• [Given request]:
Search the listing for "JSON" and copy every line where it appears.

• [Records shown]:
## begin

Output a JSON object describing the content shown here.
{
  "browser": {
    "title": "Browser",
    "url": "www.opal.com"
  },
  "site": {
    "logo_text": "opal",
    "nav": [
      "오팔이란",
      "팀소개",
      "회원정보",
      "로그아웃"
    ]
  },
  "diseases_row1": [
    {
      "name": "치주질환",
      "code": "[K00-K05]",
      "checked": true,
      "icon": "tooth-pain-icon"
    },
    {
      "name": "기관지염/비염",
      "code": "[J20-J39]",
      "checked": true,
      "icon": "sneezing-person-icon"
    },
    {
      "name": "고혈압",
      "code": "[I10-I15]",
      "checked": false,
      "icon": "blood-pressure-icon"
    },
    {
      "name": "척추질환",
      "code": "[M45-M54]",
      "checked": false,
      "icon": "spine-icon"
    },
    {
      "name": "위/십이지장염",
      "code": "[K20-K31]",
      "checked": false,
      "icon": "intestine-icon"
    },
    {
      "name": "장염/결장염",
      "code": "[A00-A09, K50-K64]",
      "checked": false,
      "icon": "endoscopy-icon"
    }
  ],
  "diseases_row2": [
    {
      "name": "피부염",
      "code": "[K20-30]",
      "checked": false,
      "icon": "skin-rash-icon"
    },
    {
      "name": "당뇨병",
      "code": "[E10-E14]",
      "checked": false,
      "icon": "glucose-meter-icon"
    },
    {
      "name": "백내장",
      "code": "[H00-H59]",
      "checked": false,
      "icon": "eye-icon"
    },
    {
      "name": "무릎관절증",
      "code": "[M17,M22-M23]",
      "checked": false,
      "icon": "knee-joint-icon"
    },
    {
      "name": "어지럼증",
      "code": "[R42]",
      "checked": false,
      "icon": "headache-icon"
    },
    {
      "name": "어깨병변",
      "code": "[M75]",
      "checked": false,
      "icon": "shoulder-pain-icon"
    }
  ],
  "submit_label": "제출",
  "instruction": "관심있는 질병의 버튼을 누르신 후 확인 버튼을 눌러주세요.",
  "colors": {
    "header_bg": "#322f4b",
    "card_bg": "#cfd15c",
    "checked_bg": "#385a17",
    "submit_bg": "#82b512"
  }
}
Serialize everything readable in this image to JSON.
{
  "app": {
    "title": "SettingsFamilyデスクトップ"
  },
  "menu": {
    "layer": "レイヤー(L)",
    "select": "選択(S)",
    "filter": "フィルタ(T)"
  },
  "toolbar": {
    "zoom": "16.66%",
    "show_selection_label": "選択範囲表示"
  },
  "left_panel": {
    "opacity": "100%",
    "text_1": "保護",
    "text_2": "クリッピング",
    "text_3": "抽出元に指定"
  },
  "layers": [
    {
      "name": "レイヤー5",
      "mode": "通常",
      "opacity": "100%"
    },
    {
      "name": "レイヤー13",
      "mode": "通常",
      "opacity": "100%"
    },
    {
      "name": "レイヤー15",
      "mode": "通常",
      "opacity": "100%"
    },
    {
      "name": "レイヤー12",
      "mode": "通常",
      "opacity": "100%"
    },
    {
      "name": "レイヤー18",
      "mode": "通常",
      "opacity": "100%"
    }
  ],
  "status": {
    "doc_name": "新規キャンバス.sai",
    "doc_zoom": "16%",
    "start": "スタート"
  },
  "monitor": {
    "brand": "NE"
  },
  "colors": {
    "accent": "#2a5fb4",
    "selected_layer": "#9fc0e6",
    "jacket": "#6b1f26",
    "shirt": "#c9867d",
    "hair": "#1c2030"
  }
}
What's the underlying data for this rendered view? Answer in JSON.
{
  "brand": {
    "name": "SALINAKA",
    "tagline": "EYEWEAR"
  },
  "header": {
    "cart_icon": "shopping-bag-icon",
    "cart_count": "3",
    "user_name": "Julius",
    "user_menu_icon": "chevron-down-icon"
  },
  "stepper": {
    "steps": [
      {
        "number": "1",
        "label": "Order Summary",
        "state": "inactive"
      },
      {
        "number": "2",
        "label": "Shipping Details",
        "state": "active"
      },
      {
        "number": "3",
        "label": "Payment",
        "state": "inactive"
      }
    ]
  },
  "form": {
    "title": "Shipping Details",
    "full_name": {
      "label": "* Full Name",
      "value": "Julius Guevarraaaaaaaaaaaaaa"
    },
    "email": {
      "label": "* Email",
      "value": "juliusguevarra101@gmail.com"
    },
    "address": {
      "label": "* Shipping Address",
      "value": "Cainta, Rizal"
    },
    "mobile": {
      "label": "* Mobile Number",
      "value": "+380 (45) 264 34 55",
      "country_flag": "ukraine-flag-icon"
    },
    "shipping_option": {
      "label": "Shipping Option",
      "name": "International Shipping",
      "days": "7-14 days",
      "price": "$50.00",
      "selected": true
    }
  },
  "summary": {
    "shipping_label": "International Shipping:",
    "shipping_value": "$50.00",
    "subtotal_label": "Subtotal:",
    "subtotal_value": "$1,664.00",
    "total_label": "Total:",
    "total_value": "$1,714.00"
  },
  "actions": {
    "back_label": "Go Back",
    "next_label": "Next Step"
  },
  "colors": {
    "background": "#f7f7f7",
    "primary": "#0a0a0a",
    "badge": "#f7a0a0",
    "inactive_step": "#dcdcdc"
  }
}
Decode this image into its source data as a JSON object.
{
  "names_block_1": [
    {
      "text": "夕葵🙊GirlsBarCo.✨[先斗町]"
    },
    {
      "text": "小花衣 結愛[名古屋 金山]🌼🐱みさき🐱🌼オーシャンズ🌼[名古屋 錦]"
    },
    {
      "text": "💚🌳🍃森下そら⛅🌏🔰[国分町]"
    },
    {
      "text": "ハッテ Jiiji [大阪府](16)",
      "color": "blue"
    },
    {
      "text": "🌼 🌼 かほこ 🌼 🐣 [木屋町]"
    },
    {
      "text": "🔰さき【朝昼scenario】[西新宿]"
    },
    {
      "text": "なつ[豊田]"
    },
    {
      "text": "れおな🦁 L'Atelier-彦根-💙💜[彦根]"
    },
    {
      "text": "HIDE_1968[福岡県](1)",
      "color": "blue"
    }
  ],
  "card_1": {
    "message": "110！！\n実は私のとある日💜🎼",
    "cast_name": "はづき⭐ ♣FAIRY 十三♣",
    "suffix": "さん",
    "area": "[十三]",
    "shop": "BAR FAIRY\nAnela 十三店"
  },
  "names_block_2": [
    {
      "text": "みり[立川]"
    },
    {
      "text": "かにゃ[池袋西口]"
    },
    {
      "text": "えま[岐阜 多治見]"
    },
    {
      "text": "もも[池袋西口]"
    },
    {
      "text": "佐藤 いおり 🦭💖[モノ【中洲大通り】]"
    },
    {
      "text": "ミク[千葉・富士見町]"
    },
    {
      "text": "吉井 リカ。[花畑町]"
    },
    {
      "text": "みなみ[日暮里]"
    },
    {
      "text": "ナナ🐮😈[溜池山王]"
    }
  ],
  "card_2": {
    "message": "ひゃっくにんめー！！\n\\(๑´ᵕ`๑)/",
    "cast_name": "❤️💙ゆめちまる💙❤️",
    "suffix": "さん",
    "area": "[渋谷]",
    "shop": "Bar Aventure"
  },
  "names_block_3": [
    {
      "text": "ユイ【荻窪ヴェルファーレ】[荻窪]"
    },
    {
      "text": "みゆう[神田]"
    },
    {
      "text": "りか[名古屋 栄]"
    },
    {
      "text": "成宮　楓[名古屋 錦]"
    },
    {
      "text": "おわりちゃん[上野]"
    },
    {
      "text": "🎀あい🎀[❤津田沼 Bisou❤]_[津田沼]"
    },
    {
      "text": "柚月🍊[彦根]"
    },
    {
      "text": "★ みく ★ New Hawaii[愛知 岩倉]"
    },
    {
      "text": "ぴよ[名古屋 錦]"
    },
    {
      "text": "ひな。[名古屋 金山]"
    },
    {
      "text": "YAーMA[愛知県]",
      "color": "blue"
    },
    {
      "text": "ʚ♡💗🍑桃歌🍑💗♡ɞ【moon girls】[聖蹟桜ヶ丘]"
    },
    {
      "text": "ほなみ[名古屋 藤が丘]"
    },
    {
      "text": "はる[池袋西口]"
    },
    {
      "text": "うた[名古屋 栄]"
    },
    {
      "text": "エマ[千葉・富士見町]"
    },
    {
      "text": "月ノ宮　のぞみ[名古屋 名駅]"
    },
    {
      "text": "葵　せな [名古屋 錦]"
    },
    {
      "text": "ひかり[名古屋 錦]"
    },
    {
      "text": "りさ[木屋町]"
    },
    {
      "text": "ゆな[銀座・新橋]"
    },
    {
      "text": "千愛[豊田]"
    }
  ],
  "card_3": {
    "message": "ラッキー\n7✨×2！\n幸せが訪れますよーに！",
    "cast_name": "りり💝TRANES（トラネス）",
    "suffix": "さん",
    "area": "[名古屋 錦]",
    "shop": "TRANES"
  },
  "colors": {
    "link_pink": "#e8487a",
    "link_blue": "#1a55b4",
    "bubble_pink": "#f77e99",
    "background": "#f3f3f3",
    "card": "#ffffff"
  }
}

## end

• [Written response]:
Output a JSON object describing the content shown here.
Serialize everything readable in this image to JSON.
What's the underlying data for this rendered view? Answer in JSON.
Decode this image into its source data as a JSON object.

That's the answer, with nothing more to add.